С самого начала возникновения Российского государства Кавказ стал неотъемлемой частью его истории. За всё время многовекового совместничества (сотрудничества-соперничества) были примеры и противоборства, и вполне мирного единения, которое позволяло народам добиваться успехов в решении жизненно необходимых для них задач, отражать угрозы неблагоприятных внешних факторов.
У России не было серьезных социально-экономических причин в присоединении этого края. Другой вопрос – военно-стратегическая необходимость обретения надежных южных рубежей, достаточно устойчивых, чтобы эффективно оборонять собственную территорию от враждебных вторжений(1). У российских властей существовало обоснованное опасение, «что в противном случае этот регион, и без того нестабильный, может стать базой для военных действий враждебной державы, азиатской или даже европейской, и новые территории на юге окажутся под угрозой»(2). Это обусловило упорство в овладении горным перешейком, зачастую вынужденный характер применения военно-политических инструментов решения проблем. Впрочем, невоенные методы умиротворения региона не отвергались и всегда считались предпочтительными, поэтому видеть причину затянувшегося противостояния в злой воле или недальновидности имперской власти представляется ошибочным.
Формирующийся кавказский фронтир (пограничная территория) сделался «промежуточным пространством» или «полосой неопределённости» с присущими ему противоречиями и конфликтом интересов. Здесь происходило «рождение новой социальной идентичности, этнических отношений, новых ландшафтов, регионального хозяйства и материальной культуры»(3). Такая ситуация неминуемо должна была порождать столкновения и взаимное недовольство, которые, впрочем, отнюдь не означали фатальной несовместимости сторон межкультурного диалога. Пиком кризиса в выстраиваемом диалоге между горцами Северного Кавказа и Российским государством стала первая половина XIX столетия, когда, преодолев мучительные противоречия, ими были сформированы предпосылки для выстраивания единого державного пространства.
Появление на Кавказе энергичного и амбициозного генерала А.П. Ермолова стало переходной вехой в российской политике в регионе(4). Убедившись в неэффективности, а зачастую и вреде практики «ласканий» по отношению к горцам, А.П. Ермолов – новый командир Отдельного Грузинского корпуса, управляющий гражданской частью в Грузии, Астраханской и Кавказской губерниях, чрезвычайный посол в Персии (т.е. человек, обремененный колоссальной ответственностью за ситуацию в крае!) – разрабатывает свой план умиротворения региона. Оценивать его лишь с точки зрения военно-политической целесообразности не следует. Он попытался учесть ещё и психологию местных жителей, довольно быстро разобравшись в приоритете брутальных ценностей в местной шкале достоинств. По его словам, «я многих, по необходимости, придерживаюсь азиятских обычаев и вижу, что проконсул Кавказа жестокость здешних нравов не может укротить мягкосердием»(5). Подобные принципы легли в основу того комплекса мер, которые он предлагал императору, стремясь стабилизировать ситуацию на вверенной его заботам территории.

> **СПИСОК ЗАДАЧ**
[1] Ответьте по тексту о Кавказе на три вопроса:
(a) Какие методы умиротворения региона всегда считались предпочтительными?
(b) Какой период назван пиком кризиса в диалоге между горцами Северного Кавказа и Российским государством?
(c) Командиром какого корпуса стал А.П. Ермолов?
[2] Перепишите дословно часть листинга, которая начинается с его первой строки и заканчивается строкой, содержащей «The feedblock 12 is at (128, 232).», включая обе границы.
Текст о Кавказе и листинг между собой никак не связаны.

> **ИСХОДНЫЕ ДАННЫЕ**
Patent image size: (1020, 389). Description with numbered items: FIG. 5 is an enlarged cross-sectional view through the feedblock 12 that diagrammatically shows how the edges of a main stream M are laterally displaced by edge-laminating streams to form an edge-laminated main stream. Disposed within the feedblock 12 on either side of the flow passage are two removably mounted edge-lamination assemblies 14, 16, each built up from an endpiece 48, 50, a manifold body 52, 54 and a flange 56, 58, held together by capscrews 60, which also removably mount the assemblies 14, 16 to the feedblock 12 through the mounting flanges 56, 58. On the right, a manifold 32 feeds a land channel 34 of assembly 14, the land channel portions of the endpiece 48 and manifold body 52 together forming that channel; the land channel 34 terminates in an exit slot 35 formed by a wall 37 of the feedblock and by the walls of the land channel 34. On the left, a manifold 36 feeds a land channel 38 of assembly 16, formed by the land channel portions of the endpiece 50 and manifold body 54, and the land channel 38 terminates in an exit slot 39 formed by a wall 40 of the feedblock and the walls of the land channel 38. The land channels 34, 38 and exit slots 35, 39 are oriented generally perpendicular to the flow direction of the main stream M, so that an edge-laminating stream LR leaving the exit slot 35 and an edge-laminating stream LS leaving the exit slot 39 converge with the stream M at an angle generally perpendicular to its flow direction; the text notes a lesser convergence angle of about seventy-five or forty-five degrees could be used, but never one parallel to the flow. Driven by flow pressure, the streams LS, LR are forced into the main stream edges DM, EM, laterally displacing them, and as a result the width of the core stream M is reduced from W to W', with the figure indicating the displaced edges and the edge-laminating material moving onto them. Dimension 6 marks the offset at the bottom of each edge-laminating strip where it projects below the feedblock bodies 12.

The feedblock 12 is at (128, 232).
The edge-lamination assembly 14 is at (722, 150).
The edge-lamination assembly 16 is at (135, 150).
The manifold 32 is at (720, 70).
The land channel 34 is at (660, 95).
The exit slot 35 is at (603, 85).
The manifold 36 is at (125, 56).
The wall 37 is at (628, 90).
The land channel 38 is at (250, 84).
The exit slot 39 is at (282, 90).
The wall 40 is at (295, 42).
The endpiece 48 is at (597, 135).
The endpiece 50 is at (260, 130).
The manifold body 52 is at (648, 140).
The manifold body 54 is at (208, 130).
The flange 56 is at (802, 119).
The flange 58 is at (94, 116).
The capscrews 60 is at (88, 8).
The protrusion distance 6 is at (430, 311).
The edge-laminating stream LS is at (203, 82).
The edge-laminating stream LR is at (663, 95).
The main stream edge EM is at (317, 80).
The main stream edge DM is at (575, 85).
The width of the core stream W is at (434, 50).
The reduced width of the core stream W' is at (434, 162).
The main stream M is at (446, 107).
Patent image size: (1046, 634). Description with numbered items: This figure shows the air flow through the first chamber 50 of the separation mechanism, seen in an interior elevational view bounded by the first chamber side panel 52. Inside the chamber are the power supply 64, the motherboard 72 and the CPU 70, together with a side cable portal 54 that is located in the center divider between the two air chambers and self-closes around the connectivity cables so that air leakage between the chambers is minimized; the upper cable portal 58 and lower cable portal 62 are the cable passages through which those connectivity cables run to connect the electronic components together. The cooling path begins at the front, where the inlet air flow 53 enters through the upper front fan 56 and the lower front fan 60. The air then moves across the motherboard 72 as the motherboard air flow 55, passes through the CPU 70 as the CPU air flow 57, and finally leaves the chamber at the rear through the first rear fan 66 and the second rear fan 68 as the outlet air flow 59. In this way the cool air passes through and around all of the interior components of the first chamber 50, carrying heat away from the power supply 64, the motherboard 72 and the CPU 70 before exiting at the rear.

> **ОЖИДАЕМЫЕ ОТВЕТЫ**
[1]
(a) Невоенные методы.
(b) Первая половина XIX столетия.
(c) Отдельного Грузинского корпуса.

[2]
Patent image size: (1020, 389). Description with numbered items: FIG. 5 is an enlarged cross-sectional view through the feedblock 12 that diagrammatically shows how the edges of a main stream M are laterally displaced by edge-laminating streams to form an edge-laminated main stream. Disposed within the feedblock 12 on either side of the flow passage are two removably mounted edge-lamination assemblies 14, 16, each built up from an endpiece 48, 50, a manifold body 52, 54 and a flange 56, 58, held together by capscrews 60, which also removably mount the assemblies 14, 16 to the feedblock 12 through the mounting flanges 56, 58. On the right, a manifold 32 feeds a land channel 34 of assembly 14, the land channel portions of the endpiece 48 and manifold body 52 together forming that channel; the land channel 34 terminates in an exit slot 35 formed by a wall 37 of the feedblock and by the walls of the land channel 34. On the left, a manifold 36 feeds a land channel 38 of assembly 16, formed by the land channel portions of the endpiece 50 and manifold body 54, and the land channel 38 terminates in an exit slot 39 formed by a wall 40 of the feedblock and the walls of the land channel 38. The land channels 34, 38 and exit slots 35, 39 are oriented generally perpendicular to the flow direction of the main stream M, so that an edge-laminating stream LR leaving the exit slot 35 and an edge-laminating stream LS leaving the exit slot 39 converge with the stream M at an angle generally perpendicular to its flow direction; the text notes a lesser convergence angle of about seventy-five or forty-five degrees could be used, but never one parallel to the flow. Driven by flow pressure, the streams LS, LR are forced into the main stream edges DM, EM, laterally displacing them, and as a result the width of the core stream M is reduced from W to W', with the figure indicating the displaced edges and the edge-laminating material moving onto them. Dimension 6 marks the offset at the bottom of each edge-laminating strip where it projects below the feedblock bodies 12.

The feedblock 12 is at (128, 232).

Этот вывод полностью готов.